[start Data shown]

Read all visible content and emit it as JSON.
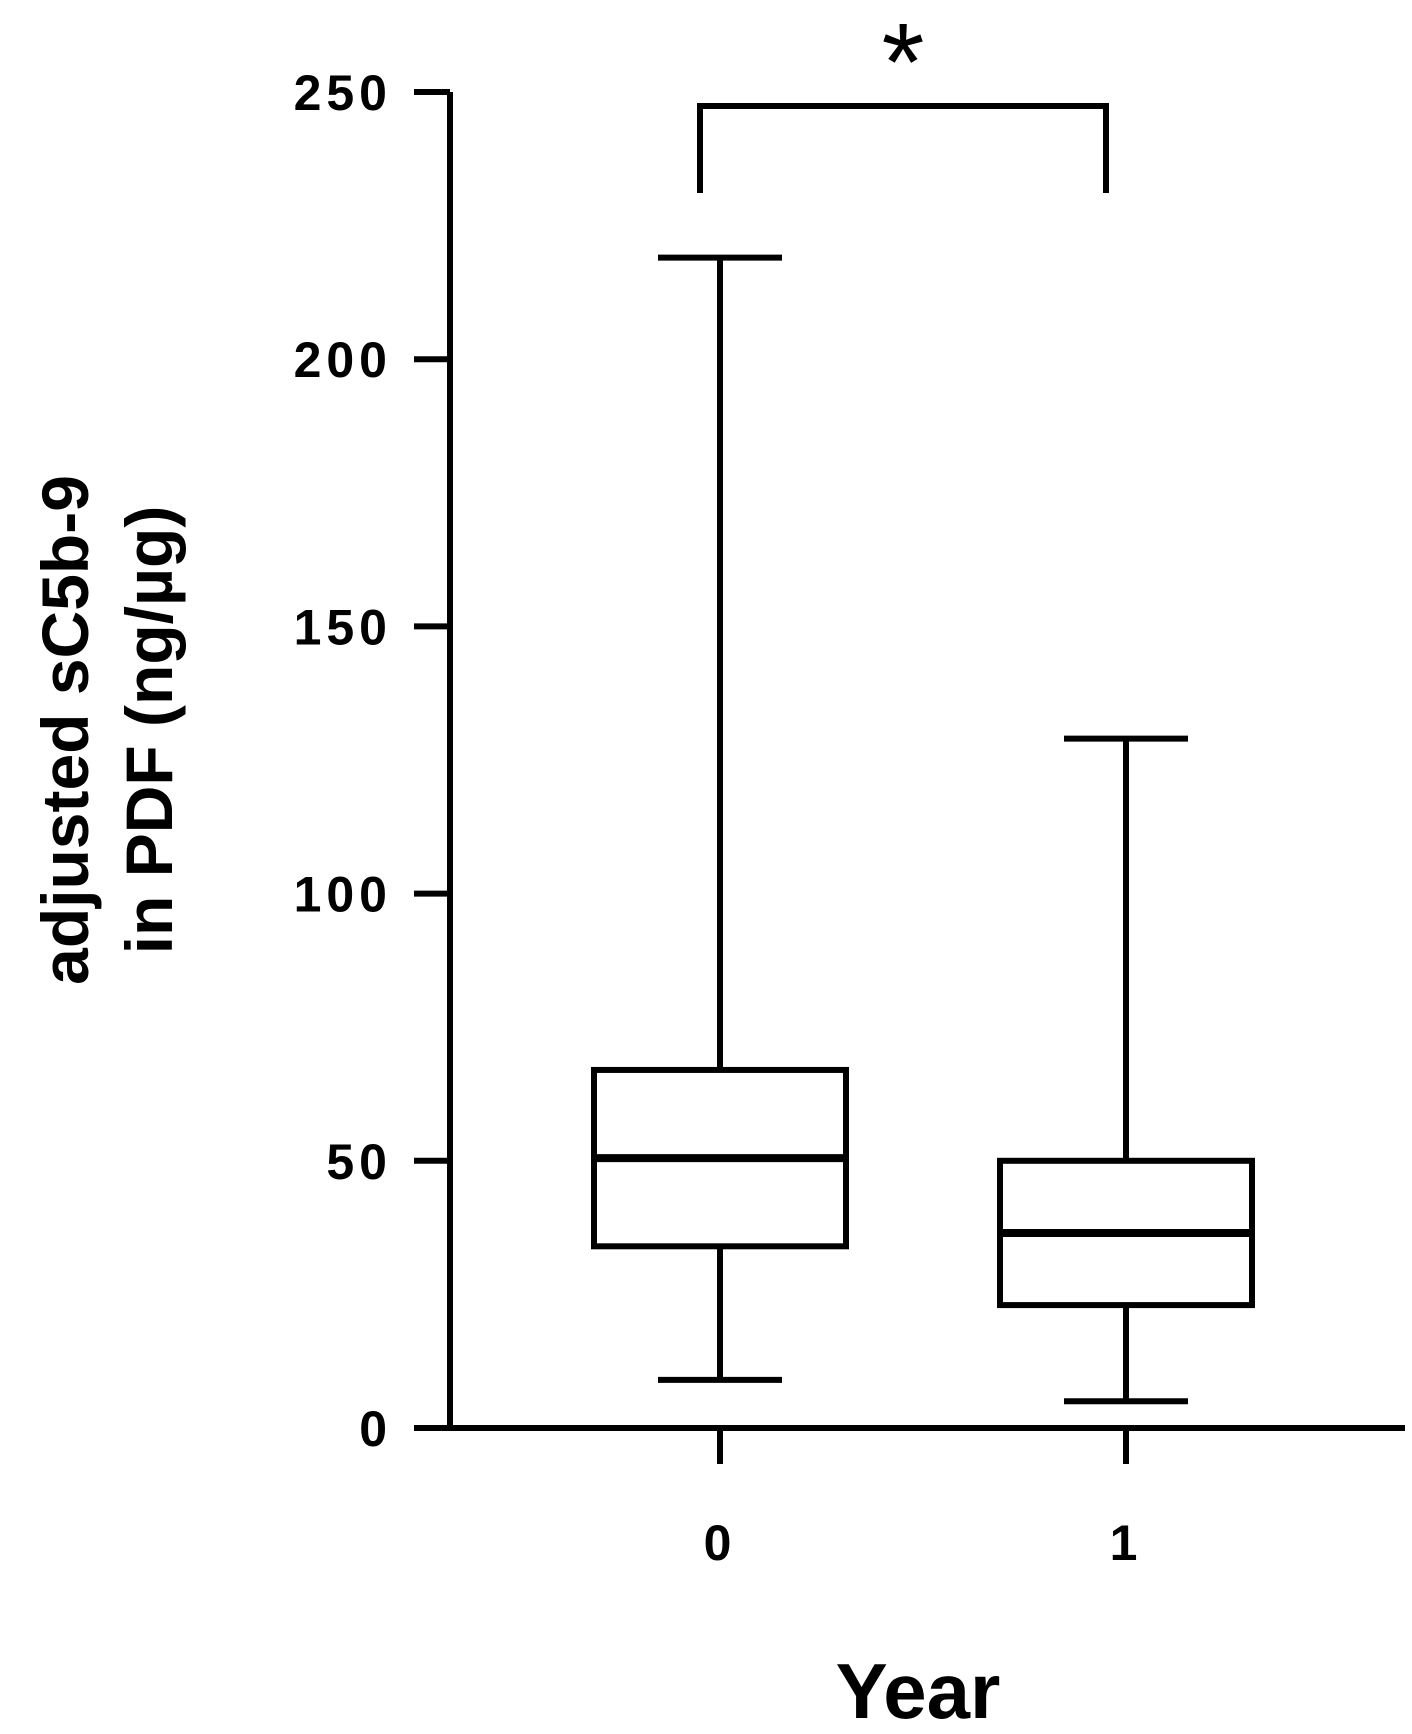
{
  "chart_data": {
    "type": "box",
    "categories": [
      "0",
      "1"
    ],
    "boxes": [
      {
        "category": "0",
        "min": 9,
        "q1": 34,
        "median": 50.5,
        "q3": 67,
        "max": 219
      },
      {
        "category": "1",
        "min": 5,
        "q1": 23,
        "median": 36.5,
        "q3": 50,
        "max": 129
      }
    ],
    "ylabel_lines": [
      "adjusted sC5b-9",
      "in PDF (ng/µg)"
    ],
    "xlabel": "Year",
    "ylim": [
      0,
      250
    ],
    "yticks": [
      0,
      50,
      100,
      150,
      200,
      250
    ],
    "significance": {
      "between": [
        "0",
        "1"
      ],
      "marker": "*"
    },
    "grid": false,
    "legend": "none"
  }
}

[end Data shown]

# Task brief
Every line of the data above should be quoted exactly. Omit the pictures.

# Correct response
Read all visible content and emit it as JSON.
{
  "chart_data": {
    "type": "box",
    "categories": [
      "0",
      "1"
    ],
    "boxes": [
      {
        "category": "0",
        "min": 9,
        "q1": 34,
        "median": 50.5,
        "q3": 67,
        "max": 219
      },
      {
        "category": "1",
        "min": 5,
        "q1": 23,
        "median": 36.5,
        "q3": 50,
        "max": 129
      }
    ],
    "ylabel_lines": [
      "adjusted sC5b-9",
      "in PDF (ng/µg)"
    ],
    "xlabel": "Year",
    "ylim": [
      0,
      250
    ],
    "yticks": [
      0,
      50,
      100,
      150,
      200,
      250
    ],
    "significance": {
      "between": [
        "0",
        "1"
      ],
      "marker": "*"
    },
    "grid": false,
    "legend": "none"
  }
}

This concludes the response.